* _Rows_:
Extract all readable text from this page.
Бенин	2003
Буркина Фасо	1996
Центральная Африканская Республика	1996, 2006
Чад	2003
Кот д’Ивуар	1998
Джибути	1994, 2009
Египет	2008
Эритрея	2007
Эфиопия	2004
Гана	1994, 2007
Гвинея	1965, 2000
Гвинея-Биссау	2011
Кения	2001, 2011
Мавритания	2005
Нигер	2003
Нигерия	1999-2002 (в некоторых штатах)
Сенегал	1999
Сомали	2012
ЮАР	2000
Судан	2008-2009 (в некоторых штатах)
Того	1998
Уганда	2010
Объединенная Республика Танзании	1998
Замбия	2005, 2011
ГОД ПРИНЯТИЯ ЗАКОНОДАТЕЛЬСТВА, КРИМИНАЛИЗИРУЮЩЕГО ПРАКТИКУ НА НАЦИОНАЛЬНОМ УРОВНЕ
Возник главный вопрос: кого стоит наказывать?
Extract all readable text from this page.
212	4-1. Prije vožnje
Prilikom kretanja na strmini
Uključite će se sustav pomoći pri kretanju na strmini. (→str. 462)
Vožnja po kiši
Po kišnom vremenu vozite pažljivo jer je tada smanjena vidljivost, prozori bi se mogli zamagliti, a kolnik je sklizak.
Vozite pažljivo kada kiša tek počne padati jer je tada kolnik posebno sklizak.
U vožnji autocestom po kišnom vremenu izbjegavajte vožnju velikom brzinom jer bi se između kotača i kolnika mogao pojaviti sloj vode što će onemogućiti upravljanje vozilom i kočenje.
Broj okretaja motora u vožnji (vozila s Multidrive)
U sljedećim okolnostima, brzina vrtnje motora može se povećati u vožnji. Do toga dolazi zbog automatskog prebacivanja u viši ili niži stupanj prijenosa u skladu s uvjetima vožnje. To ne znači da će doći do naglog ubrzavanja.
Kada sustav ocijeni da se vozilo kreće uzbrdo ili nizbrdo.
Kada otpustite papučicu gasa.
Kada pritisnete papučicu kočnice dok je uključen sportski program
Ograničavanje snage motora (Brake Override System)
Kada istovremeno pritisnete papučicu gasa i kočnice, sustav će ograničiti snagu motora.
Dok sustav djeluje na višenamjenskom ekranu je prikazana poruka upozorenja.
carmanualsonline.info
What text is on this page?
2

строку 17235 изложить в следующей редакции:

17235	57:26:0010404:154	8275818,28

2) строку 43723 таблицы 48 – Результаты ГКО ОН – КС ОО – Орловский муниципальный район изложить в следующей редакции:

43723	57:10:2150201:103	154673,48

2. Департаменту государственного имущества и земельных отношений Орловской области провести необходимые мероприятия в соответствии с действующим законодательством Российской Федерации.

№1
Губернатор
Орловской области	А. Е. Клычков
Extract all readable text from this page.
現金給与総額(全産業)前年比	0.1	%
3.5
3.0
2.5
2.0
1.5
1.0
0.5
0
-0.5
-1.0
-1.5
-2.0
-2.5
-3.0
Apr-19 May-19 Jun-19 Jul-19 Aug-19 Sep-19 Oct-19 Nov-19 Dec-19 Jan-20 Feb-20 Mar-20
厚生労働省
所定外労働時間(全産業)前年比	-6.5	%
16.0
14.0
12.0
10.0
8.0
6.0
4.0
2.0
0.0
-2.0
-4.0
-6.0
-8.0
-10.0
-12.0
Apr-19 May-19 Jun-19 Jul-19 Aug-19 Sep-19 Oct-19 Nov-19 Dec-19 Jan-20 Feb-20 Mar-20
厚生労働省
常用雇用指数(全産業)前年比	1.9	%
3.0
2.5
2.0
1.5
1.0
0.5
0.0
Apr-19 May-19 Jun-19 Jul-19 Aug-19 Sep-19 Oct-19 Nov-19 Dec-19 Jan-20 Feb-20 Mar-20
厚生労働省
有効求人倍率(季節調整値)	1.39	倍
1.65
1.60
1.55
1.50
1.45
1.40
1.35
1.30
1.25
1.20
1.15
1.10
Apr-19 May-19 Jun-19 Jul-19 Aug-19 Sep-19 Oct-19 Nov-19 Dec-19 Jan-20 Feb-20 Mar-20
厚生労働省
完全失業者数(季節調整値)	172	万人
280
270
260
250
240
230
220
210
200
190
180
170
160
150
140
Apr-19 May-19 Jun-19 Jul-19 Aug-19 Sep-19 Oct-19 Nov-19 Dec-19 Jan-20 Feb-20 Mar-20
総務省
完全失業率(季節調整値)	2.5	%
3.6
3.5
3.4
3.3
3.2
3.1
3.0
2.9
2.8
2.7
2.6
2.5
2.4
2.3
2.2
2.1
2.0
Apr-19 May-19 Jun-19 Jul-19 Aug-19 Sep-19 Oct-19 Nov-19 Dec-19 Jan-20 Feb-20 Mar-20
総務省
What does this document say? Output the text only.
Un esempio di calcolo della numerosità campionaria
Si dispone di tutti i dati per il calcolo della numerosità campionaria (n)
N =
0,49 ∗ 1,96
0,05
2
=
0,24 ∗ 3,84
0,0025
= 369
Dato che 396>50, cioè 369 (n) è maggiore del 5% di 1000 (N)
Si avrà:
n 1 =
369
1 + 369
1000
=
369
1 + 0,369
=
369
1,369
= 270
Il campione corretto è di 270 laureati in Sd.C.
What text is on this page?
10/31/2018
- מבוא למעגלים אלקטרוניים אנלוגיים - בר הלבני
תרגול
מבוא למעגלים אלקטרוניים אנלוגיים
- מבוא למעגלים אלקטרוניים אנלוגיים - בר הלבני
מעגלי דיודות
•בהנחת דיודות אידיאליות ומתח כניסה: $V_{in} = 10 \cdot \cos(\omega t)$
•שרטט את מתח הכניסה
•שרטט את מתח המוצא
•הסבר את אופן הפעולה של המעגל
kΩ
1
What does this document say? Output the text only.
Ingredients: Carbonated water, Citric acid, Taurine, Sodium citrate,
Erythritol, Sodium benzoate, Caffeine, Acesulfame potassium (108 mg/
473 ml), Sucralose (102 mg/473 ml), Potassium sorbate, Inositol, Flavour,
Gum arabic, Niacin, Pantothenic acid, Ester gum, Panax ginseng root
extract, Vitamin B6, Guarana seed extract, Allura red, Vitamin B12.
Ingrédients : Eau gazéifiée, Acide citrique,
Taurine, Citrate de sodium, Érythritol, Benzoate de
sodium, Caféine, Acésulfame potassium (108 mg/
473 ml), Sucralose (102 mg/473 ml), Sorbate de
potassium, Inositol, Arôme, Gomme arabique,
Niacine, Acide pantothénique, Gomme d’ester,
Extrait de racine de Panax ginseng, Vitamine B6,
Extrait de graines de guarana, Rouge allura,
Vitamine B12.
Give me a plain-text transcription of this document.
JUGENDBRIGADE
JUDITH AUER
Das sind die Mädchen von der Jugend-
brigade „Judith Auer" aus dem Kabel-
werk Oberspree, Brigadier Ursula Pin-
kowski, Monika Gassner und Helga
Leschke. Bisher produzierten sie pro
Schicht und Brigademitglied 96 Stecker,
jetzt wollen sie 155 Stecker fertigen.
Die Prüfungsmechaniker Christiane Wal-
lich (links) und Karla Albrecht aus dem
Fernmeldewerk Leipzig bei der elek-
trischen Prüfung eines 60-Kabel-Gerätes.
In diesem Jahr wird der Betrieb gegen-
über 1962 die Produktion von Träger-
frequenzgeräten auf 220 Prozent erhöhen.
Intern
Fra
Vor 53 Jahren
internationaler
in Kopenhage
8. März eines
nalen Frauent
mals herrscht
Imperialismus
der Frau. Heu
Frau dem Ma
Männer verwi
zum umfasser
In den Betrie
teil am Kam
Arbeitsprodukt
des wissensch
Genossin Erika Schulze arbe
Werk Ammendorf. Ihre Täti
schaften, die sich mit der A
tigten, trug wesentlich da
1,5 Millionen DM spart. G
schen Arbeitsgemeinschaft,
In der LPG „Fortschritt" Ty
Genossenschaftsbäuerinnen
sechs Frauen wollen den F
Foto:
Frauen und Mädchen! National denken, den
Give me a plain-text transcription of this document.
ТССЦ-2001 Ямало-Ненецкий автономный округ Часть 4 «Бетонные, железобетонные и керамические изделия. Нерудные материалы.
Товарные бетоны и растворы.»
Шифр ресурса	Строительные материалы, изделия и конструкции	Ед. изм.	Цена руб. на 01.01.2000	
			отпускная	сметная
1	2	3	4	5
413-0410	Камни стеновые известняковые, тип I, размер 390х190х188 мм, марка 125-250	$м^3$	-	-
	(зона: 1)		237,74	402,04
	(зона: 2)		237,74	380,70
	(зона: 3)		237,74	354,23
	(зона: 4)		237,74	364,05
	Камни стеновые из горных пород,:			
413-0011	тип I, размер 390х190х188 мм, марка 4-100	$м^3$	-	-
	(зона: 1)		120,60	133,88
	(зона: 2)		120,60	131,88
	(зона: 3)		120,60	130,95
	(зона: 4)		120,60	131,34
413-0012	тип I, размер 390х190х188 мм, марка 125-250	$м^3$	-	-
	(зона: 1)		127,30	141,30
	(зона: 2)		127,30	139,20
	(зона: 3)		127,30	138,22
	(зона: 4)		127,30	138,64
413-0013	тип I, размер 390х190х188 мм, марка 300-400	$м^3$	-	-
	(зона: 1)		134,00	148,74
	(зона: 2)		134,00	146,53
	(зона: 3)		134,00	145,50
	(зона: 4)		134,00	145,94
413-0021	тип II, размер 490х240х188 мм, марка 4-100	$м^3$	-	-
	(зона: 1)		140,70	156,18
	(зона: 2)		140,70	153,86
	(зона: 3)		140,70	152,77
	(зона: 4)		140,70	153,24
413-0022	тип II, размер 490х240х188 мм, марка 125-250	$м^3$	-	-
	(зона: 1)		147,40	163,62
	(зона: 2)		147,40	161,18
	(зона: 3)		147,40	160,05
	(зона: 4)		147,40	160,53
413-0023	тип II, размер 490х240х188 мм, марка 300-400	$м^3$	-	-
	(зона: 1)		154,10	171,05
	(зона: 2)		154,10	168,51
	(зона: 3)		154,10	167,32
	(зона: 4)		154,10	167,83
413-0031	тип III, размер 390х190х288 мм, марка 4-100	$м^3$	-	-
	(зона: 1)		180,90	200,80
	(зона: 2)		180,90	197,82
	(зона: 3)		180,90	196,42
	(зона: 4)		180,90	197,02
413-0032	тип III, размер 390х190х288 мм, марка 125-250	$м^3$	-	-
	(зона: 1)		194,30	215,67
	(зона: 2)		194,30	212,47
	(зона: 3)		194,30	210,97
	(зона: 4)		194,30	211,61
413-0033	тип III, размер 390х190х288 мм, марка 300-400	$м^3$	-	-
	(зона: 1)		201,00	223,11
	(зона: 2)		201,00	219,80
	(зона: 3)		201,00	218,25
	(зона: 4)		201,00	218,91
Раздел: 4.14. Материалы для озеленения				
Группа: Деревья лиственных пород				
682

* _Problem to solve_: Look through the listing above. Pick out each line with "Gomme" and copy it.

* _Full solution_:
potassium, Inositol, Arôme, Gomme arabique,
Niacine, Acide pantothénique, Gomme d’ester,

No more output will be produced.